━━ DATASET ENTRIES ━━

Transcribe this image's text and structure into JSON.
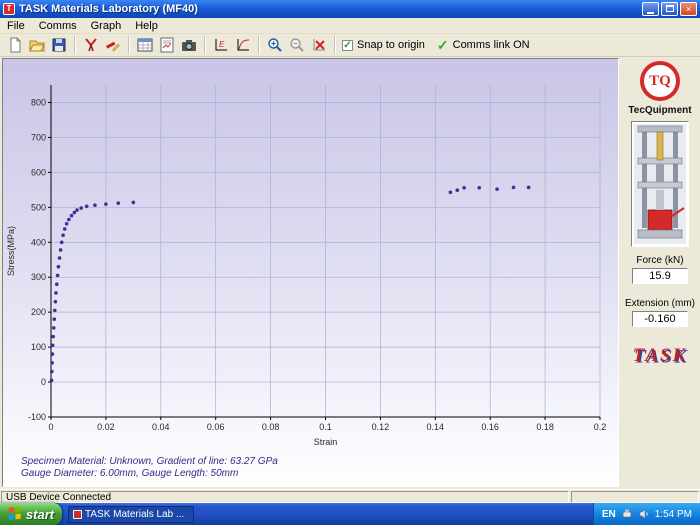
{
  "window": {
    "title": "TASK Materials Laboratory (MF40)",
    "menu": [
      "File",
      "Comms",
      "Graph",
      "Help"
    ]
  },
  "icons": {
    "close_glyph": "×",
    "check_glyph": "✓"
  },
  "toolbar": {
    "buttons": [
      "new-file",
      "open-file",
      "save",
      "specimen-tools",
      "edit-test",
      "data-table",
      "report",
      "capture",
      "axes-setup",
      "export-graph",
      "zoom-in",
      "zoom-out",
      "clear-graph"
    ],
    "snap_label": "Snap to origin",
    "comms_label": "Comms link ON"
  },
  "chart_data": {
    "type": "scatter",
    "title": "",
    "xlabel": "Strain",
    "ylabel": "Stress(MPa)",
    "xlim": [
      0,
      0.2
    ],
    "ylim": [
      -100,
      850
    ],
    "xticks": [
      0,
      0.02,
      0.04,
      0.06,
      0.08,
      0.1,
      0.12,
      0.14,
      0.16,
      0.18,
      0.2
    ],
    "yticks": [
      -100,
      0,
      100,
      200,
      300,
      400,
      500,
      600,
      700,
      800
    ],
    "grid": true,
    "point_color": "#3f2f96",
    "points": [
      [
        0.0002,
        5
      ],
      [
        0.0003,
        30
      ],
      [
        0.0004,
        55
      ],
      [
        0.0005,
        80
      ],
      [
        0.0006,
        105
      ],
      [
        0.0008,
        130
      ],
      [
        0.001,
        155
      ],
      [
        0.0012,
        180
      ],
      [
        0.0014,
        205
      ],
      [
        0.0016,
        230
      ],
      [
        0.0018,
        255
      ],
      [
        0.0021,
        280
      ],
      [
        0.0024,
        305
      ],
      [
        0.0027,
        330
      ],
      [
        0.0031,
        355
      ],
      [
        0.0035,
        378
      ],
      [
        0.0039,
        400
      ],
      [
        0.0044,
        420
      ],
      [
        0.005,
        438
      ],
      [
        0.0057,
        453
      ],
      [
        0.0065,
        465
      ],
      [
        0.0075,
        476
      ],
      [
        0.0085,
        485
      ],
      [
        0.0095,
        492
      ],
      [
        0.011,
        498
      ],
      [
        0.013,
        503
      ],
      [
        0.016,
        506
      ],
      [
        0.02,
        509
      ],
      [
        0.0245,
        512
      ],
      [
        0.03,
        514
      ],
      [
        0.1455,
        543
      ],
      [
        0.148,
        549
      ],
      [
        0.1505,
        556
      ],
      [
        0.156,
        556
      ],
      [
        0.1625,
        552
      ],
      [
        0.1685,
        557
      ],
      [
        0.174,
        557
      ]
    ]
  },
  "chart_notes": {
    "line1": "Specimen Material: Unknown,  Gradient of line: 63.27 GPa",
    "line2": "Gauge Diameter: 6.00mm,  Gauge Length: 50mm"
  },
  "side_panel": {
    "logo_monogram": "TQ",
    "brand": "TecQuipment",
    "force_label": "Force (kN)",
    "force_value": "15.9",
    "extension_label": "Extension (mm)",
    "extension_value": "-0.160",
    "task_logo": "TASK"
  },
  "status_bar": {
    "message": "USB Device Connected"
  },
  "taskbar": {
    "start_label": "start",
    "task_button": "TASK Materials Lab ...",
    "language": "EN",
    "time": "1:54 PM"
  }
}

━━━

◆ **WHAT YOU SHOULD DO**:
Working from the lines above, reproduce the material exactly and exclude its pictures.

◆ **SOLUTION TO THE PROBLEM**:
Transcribe this image's text and structure into JSON.
{
  "window": {
    "title": "TASK Materials Laboratory (MF40)",
    "menu": [
      "File",
      "Comms",
      "Graph",
      "Help"
    ]
  },
  "icons": {
    "close_glyph": "×",
    "check_glyph": "✓"
  },
  "toolbar": {
    "buttons": [
      "new-file",
      "open-file",
      "save",
      "specimen-tools",
      "edit-test",
      "data-table",
      "report",
      "capture",
      "axes-setup",
      "export-graph",
      "zoom-in",
      "zoom-out",
      "clear-graph"
    ],
    "snap_label": "Snap to origin",
    "comms_label": "Comms link ON"
  },
  "chart_data": {
    "type": "scatter",
    "title": "",
    "xlabel": "Strain",
    "ylabel": "Stress(MPa)",
    "xlim": [
      0,
      0.2
    ],
    "ylim": [
      -100,
      850
    ],
    "xticks": [
      0,
      0.02,
      0.04,
      0.06,
      0.08,
      0.1,
      0.12,
      0.14,
      0.16,
      0.18,
      0.2
    ],
    "yticks": [
      -100,
      0,
      100,
      200,
      300,
      400,
      500,
      600,
      700,
      800
    ],
    "grid": true,
    "point_color": "#3f2f96",
    "points": [
      [
        0.0002,
        5
      ],
      [
        0.0003,
        30
      ],
      [
        0.0004,
        55
      ],
      [
        0.0005,
        80
      ],
      [
        0.0006,
        105
      ],
      [
        0.0008,
        130
      ],
      [
        0.001,
        155
      ],
      [
        0.0012,
        180
      ],
      [
        0.0014,
        205
      ],
      [
        0.0016,
        230
      ],
      [
        0.0018,
        255
      ],
      [
        0.0021,
        280
      ],
      [
        0.0024,
        305
      ],
      [
        0.0027,
        330
      ],
      [
        0.0031,
        355
      ],
      [
        0.0035,
        378
      ],
      [
        0.0039,
        400
      ],
      [
        0.0044,
        420
      ],
      [
        0.005,
        438
      ],
      [
        0.0057,
        453
      ],
      [
        0.0065,
        465
      ],
      [
        0.0075,
        476
      ],
      [
        0.0085,
        485
      ],
      [
        0.0095,
        492
      ],
      [
        0.011,
        498
      ],
      [
        0.013,
        503
      ],
      [
        0.016,
        506
      ],
      [
        0.02,
        509
      ],
      [
        0.0245,
        512
      ],
      [
        0.03,
        514
      ],
      [
        0.1455,
        543
      ],
      [
        0.148,
        549
      ],
      [
        0.1505,
        556
      ],
      [
        0.156,
        556
      ],
      [
        0.1625,
        552
      ],
      [
        0.1685,
        557
      ],
      [
        0.174,
        557
      ]
    ]
  },
  "chart_notes": {
    "line1": "Specimen Material: Unknown,  Gradient of line: 63.27 GPa",
    "line2": "Gauge Diameter: 6.00mm,  Gauge Length: 50mm"
  },
  "side_panel": {
    "logo_monogram": "TQ",
    "brand": "TecQuipment",
    "force_label": "Force (kN)",
    "force_value": "15.9",
    "extension_label": "Extension (mm)",
    "extension_value": "-0.160",
    "task_logo": "TASK"
  },
  "status_bar": {
    "message": "USB Device Connected"
  },
  "taskbar": {
    "start_label": "start",
    "task_button": "TASK Materials Lab ...",
    "language": "EN",
    "time": "1:54 PM"
  }
}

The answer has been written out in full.